— Start of Records provided —
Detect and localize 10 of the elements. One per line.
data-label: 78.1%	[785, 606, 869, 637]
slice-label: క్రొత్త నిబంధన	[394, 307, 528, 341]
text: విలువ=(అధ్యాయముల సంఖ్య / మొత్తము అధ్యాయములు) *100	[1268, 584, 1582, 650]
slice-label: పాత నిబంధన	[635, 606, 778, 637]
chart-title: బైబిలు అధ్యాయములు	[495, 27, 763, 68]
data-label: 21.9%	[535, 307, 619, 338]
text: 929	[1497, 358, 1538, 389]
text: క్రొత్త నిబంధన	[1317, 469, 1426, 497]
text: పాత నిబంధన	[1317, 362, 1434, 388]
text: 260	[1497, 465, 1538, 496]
— End of Records provided —
Task to complete:
Reproduce all of the records above line for line, with no changes.

Finished exercise:
Detect and localize 10 of the elements. One per line.
data-label: 78.1%	[785, 606, 869, 637]
slice-label: క్రొత్త నిబంధన	[394, 307, 528, 341]
text: విలువ=(అధ్యాయముల సంఖ్య / మొత్తము అధ్యాయములు) *100	[1268, 584, 1582, 650]
slice-label: పాత నిబంధన	[635, 606, 778, 637]
chart-title: బైబిలు అధ్యాయములు	[495, 27, 763, 68]
data-label: 21.9%	[535, 307, 619, 338]
text: 929	[1497, 358, 1538, 389]
text: క్రొత్త నిబంధన	[1317, 469, 1426, 497]
text: పాత నిబంధన	[1317, 362, 1434, 388]
text: 260	[1497, 465, 1538, 496]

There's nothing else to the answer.